Document passage —
++++

Richard Bates v. State
This text of Richard Bates v. State (Richard Bates v. State) is published on Counsel Stack Legal Research, covering Court of Appeals of Texas primary law. Counsel Stack provides free access to over 12 million legal documents including statutes, case law, regulations, and constitutions.
Opinion
APPELLANT
APPELLEE
PER CURIAM
Appellant, after a plea of not guilty, was found guilty by a jury of the offense of indecency with a child. Tex. Penal Code Ann. § 21.11(a)(1) (1981). The trial court assessed punishment, enhanced by two previous felony convictions, (1) at seventy-five years' imprisonment. In one point of error, appellant asserts he was denied effective assistance of counsel in violation of the sixth amendment to the United States Constitution. We will affirm the judgment of conviction.

++++

Records provided —
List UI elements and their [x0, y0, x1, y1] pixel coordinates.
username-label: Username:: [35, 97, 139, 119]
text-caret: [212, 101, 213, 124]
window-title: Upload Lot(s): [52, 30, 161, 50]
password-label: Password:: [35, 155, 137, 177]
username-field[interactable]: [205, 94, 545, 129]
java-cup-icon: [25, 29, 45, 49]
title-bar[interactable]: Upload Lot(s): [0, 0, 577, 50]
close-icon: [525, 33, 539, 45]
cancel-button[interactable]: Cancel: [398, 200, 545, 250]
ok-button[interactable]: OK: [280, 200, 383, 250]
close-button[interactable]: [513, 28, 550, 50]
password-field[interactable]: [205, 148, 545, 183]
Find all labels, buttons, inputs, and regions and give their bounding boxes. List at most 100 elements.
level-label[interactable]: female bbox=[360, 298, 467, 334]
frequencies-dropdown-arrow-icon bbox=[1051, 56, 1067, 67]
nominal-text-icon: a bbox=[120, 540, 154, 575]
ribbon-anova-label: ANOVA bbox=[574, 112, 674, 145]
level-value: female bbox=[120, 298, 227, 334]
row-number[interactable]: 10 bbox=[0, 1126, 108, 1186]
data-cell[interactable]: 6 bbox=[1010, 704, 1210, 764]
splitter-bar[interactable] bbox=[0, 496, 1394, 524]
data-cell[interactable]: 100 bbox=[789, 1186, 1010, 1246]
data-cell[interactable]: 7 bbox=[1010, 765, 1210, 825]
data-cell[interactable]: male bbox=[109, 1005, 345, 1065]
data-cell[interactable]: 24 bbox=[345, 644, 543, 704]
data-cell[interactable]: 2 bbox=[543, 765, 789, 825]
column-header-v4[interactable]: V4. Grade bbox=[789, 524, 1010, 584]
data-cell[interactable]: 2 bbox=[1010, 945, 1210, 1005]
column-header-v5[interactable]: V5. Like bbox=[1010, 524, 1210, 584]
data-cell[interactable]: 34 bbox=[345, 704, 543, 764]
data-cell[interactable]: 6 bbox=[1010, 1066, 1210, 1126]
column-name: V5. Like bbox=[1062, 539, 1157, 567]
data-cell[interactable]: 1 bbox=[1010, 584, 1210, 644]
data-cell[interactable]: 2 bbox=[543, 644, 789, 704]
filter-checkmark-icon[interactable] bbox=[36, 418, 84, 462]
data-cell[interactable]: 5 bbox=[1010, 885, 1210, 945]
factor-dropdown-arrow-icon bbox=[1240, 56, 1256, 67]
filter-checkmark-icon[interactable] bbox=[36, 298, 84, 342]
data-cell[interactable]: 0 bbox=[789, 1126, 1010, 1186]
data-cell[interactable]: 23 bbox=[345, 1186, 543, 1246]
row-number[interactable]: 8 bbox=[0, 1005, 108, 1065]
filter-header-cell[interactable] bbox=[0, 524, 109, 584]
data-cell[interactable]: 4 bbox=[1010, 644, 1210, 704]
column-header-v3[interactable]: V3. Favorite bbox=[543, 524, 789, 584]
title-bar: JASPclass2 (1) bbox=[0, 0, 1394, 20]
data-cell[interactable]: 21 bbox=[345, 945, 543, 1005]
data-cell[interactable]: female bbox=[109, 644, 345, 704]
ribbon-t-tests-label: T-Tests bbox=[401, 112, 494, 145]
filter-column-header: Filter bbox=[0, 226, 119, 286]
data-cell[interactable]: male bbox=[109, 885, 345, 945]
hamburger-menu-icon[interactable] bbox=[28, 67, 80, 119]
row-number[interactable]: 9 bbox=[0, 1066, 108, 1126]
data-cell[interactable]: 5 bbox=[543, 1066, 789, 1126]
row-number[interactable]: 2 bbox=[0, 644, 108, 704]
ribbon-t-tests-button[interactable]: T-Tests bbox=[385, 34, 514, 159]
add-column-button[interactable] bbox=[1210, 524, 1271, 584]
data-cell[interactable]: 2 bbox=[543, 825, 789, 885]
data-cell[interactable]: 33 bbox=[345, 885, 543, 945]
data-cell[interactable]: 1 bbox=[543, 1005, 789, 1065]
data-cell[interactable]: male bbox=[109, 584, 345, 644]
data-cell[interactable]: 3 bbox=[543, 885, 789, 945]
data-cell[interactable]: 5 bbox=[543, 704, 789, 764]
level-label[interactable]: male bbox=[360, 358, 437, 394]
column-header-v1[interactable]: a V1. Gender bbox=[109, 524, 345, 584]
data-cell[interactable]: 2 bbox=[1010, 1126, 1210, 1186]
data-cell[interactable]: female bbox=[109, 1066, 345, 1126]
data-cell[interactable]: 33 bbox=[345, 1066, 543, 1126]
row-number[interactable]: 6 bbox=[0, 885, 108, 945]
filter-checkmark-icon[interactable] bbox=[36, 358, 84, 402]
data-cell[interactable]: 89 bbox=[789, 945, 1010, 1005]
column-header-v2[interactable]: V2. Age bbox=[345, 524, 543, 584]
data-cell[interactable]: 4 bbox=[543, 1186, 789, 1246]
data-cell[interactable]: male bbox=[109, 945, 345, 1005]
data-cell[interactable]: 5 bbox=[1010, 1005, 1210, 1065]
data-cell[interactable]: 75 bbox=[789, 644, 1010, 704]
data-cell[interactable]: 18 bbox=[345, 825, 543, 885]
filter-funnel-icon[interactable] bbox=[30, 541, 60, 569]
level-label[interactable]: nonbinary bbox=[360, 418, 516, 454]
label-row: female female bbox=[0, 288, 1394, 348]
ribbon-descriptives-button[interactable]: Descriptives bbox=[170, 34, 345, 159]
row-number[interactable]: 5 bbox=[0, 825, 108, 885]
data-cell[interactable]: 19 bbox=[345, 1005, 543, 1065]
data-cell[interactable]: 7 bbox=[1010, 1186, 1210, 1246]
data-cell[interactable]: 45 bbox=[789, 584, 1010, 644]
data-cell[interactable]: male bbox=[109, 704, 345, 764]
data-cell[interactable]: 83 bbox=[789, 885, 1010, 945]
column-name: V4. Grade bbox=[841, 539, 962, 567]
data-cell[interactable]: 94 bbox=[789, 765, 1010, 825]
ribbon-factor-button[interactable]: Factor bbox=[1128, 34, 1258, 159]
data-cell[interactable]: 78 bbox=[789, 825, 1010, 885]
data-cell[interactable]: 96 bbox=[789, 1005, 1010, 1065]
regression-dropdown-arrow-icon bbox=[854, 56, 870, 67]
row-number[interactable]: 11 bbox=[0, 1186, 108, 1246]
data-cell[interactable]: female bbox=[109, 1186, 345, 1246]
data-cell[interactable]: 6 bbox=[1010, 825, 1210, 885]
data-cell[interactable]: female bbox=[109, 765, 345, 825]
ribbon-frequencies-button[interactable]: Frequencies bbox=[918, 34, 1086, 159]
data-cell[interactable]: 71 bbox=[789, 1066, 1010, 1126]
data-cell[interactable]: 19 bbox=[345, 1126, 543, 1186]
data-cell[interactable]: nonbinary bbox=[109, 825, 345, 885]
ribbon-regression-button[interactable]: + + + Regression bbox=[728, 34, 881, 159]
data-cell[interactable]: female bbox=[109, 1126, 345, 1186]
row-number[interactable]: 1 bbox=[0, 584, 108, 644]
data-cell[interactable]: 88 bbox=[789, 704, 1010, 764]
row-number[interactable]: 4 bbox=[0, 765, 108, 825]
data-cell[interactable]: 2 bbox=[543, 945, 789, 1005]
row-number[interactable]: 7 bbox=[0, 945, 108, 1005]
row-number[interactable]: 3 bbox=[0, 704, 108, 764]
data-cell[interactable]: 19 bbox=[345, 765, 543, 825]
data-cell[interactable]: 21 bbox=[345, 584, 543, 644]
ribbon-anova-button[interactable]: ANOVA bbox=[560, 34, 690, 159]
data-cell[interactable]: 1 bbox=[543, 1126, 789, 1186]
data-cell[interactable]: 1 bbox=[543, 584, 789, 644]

++++

Exercise directions — Write the next part of the Richard Bates v. State opinion, picking up after its last sentence.

Exercise response —
To prevail on his ineffective assistance claim, appellant must show: (1) that counsel's performance was deficient, in that counsel made such serious errors she was not functioning effectively as counsel; and (2) the deficient performance prejudiced the defense to such a degree that appellant was deprived of a fair trial. Strickland v. Washington, 466 U.S. 688 (1984); Hernandez v. State, 726 S.W.2d 53, 57 (Tex. Crim. App. 1986). In deciding an ineffectiveness claim this court must judge the reasonableness of counsel's challenged conduct on the facts of the particular case, viewed at the time of counsel's conduct. Appellant must identify the acts or omissions of counsel that are alleged not to have been the result of reasonable professional judgment. The court must then determine whether, in light of all the circumstances, the identified acts or omissions were outside the wide range of professionally competent assistance. Strickland, 466 U.S. at 690. "Prejudice" is demonstrated when the convicted defendant shows that there is a reasonable probability that, but for counsel's unprofessional errors, the result of the proceeding would have been different. A reasonable probability is a probability sufficient to undermine confidence in the outcome. Id. at 694; Ex parte Guzmon, 730 S.W.2d 724, 733 (Tex. Crim. App. 1987). It is appellant's burden to prove an ineffective- assistance claim. Moore v. State, 694 S.W.2d 528, 531 (Tex. Crim. App. 1985).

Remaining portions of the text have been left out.